PROBLEM DETAILS ▸ Locate all lines with the word "document". Copy them.

******************************

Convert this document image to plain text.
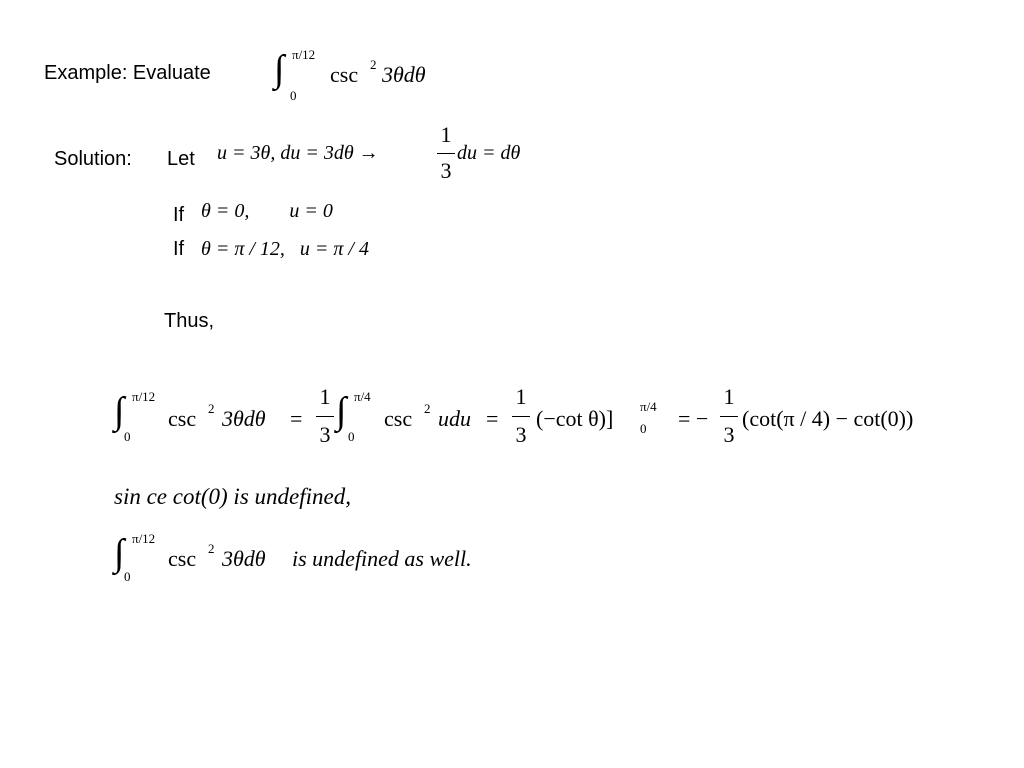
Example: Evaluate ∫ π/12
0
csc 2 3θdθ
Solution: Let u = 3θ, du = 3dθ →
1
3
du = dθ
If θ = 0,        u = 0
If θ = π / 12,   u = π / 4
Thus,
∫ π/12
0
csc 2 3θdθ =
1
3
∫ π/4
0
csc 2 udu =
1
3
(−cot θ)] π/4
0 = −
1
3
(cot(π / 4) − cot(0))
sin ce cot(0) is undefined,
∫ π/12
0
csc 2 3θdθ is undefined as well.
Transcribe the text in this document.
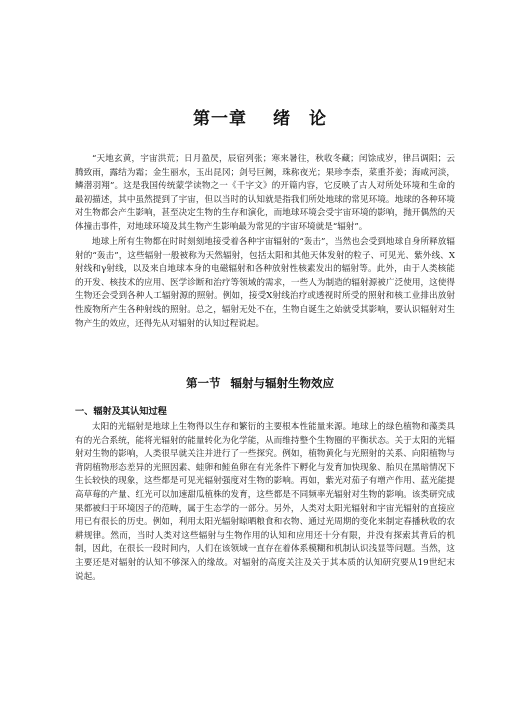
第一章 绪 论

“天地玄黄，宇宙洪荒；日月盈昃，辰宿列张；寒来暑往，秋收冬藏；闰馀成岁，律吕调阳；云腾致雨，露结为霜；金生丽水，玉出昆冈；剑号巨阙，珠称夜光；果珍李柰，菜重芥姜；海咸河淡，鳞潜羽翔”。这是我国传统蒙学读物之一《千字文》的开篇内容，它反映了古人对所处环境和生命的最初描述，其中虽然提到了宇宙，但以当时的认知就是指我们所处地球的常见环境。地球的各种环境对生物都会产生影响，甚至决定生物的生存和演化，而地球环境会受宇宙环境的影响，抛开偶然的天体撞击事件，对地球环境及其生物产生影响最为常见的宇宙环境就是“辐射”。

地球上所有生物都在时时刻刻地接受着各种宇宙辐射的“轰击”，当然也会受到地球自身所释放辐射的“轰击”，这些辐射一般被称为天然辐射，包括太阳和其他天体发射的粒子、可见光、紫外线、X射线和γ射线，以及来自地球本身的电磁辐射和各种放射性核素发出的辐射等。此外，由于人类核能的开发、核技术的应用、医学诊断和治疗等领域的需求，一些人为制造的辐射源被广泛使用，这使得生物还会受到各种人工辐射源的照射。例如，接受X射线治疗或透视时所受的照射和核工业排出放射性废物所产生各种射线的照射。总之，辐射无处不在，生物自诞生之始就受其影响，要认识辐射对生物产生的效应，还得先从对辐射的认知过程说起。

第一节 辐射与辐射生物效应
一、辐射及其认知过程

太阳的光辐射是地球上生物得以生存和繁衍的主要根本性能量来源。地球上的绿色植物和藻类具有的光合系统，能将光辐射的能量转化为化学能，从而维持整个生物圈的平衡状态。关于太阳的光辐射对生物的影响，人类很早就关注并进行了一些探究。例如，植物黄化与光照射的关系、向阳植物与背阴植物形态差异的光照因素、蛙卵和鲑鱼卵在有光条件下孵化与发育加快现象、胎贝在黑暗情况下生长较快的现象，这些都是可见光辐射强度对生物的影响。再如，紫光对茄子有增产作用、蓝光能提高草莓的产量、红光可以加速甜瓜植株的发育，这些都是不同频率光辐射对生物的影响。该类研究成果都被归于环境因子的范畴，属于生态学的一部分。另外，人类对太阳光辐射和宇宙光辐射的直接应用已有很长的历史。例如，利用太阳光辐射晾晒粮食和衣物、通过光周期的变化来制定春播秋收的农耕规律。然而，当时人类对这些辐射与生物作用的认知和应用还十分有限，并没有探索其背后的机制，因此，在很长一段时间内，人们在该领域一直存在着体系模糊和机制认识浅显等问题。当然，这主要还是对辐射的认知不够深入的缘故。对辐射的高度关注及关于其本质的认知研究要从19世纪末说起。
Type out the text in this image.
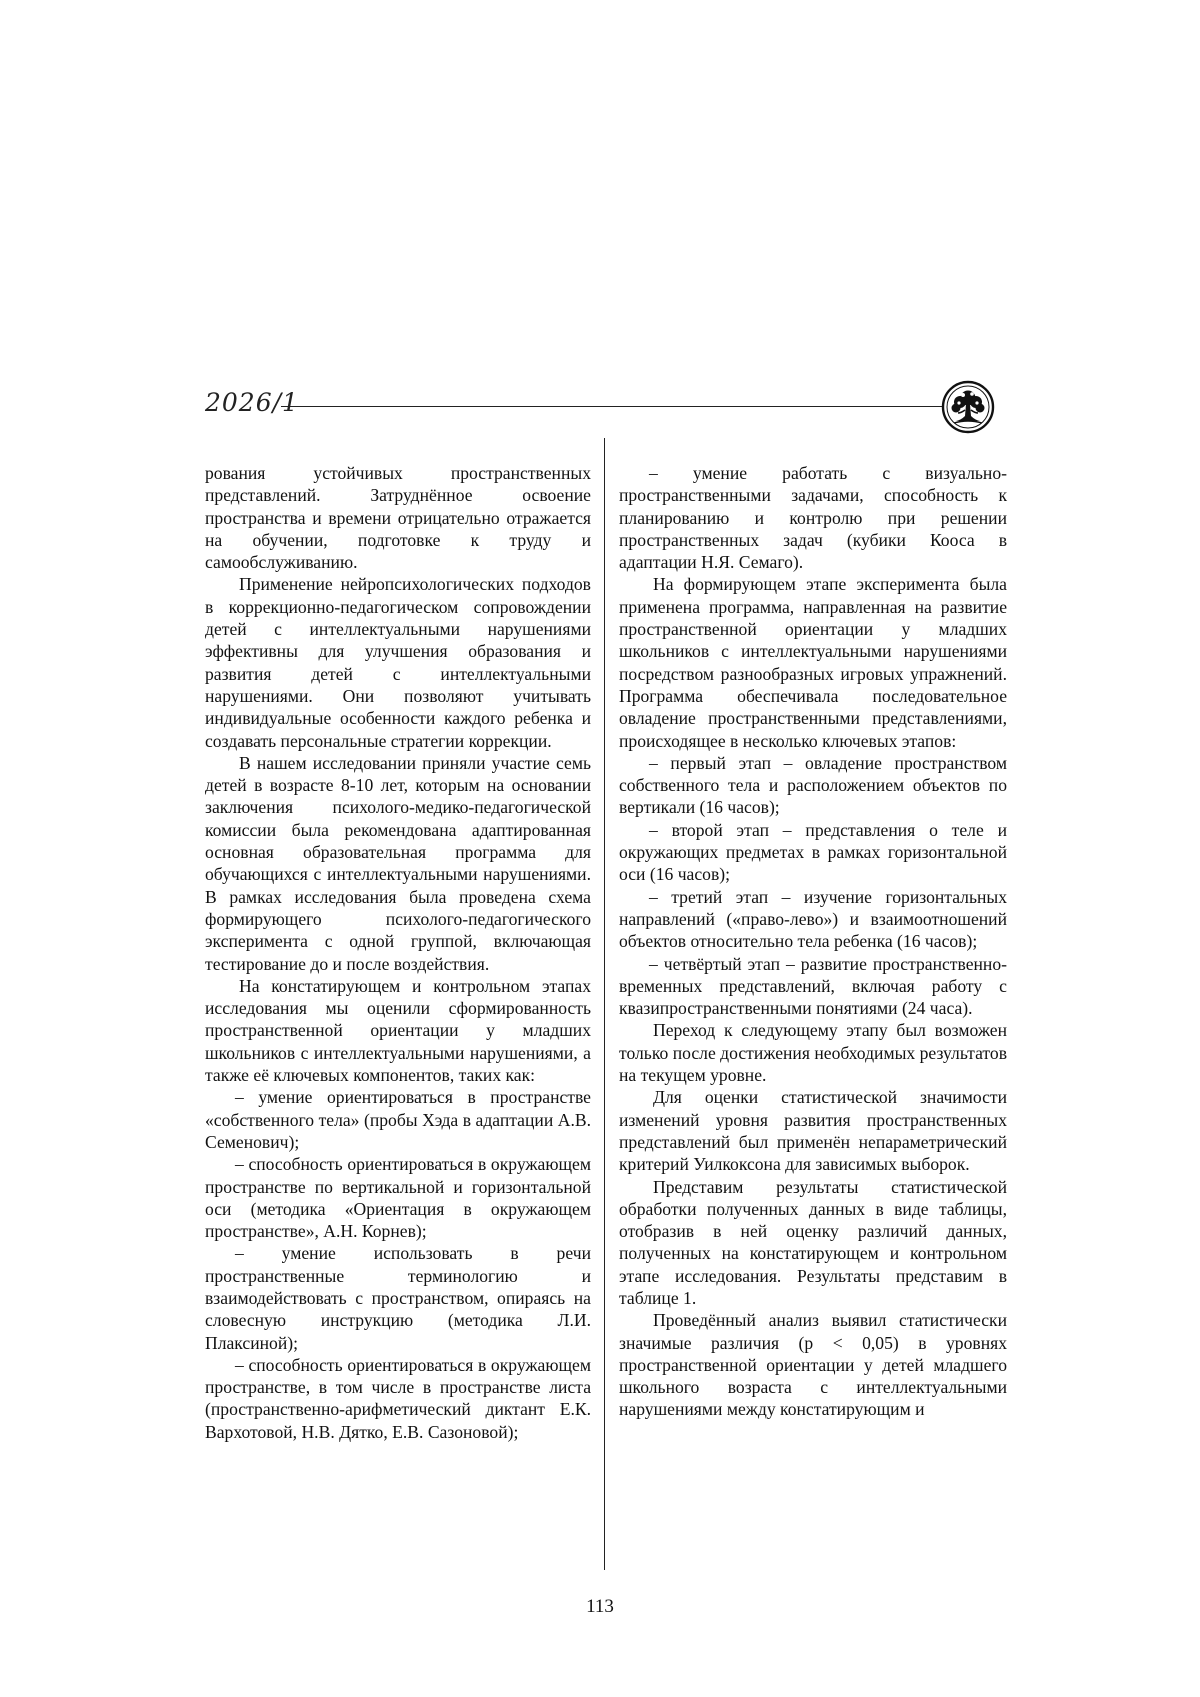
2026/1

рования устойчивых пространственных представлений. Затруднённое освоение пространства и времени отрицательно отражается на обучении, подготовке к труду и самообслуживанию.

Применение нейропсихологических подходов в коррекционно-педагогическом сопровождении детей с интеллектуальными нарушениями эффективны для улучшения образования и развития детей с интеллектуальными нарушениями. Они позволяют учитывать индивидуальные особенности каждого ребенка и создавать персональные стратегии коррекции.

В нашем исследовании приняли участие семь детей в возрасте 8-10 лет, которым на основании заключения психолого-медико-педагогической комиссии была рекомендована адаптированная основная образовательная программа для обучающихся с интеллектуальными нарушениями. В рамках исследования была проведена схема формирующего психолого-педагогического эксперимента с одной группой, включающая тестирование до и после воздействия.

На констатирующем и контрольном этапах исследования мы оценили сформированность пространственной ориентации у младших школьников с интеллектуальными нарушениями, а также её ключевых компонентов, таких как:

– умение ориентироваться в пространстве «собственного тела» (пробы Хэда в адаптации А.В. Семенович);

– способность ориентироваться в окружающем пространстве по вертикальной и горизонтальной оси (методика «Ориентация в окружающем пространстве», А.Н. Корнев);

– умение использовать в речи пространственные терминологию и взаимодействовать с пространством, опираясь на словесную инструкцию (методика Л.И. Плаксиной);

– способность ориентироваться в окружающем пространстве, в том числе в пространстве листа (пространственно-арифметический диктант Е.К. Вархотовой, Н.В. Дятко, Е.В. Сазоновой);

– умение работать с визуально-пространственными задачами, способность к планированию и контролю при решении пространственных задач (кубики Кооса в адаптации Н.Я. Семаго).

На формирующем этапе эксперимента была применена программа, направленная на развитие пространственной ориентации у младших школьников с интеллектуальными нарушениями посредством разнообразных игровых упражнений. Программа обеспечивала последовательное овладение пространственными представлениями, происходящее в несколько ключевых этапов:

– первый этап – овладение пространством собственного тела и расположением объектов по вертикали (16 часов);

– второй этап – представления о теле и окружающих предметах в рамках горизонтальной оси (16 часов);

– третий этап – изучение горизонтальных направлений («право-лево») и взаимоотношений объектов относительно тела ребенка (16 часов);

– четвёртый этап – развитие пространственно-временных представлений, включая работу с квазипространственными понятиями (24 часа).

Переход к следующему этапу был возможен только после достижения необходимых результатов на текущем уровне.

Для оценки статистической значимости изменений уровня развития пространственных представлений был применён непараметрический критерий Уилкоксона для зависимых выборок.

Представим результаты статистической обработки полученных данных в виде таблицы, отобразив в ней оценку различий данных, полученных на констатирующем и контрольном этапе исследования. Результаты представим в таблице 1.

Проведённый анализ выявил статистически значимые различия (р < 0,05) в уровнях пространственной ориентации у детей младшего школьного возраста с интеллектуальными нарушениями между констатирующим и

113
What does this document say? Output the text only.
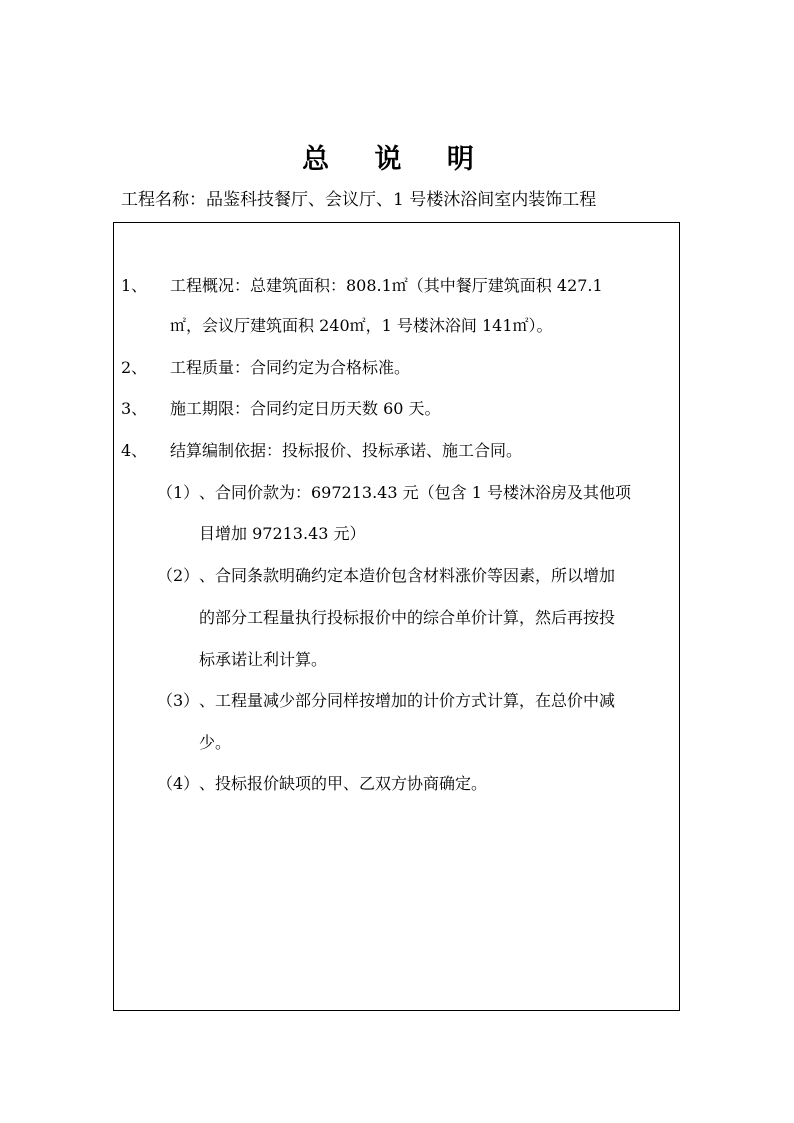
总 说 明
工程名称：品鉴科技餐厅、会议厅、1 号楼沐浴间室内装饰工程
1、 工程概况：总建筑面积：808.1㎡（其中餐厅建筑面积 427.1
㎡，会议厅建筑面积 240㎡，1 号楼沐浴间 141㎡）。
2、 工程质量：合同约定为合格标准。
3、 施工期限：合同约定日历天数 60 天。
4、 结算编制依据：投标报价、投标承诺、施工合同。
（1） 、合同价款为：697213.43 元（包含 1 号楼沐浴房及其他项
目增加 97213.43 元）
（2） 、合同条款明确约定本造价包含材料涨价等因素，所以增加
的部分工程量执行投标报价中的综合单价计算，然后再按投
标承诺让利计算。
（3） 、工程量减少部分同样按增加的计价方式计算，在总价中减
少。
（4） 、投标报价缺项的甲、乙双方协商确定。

******************************

RESPONSE ▸
Convert this document image to plain text.
Transcribe the text in this document.
What does this document say? Output the text only.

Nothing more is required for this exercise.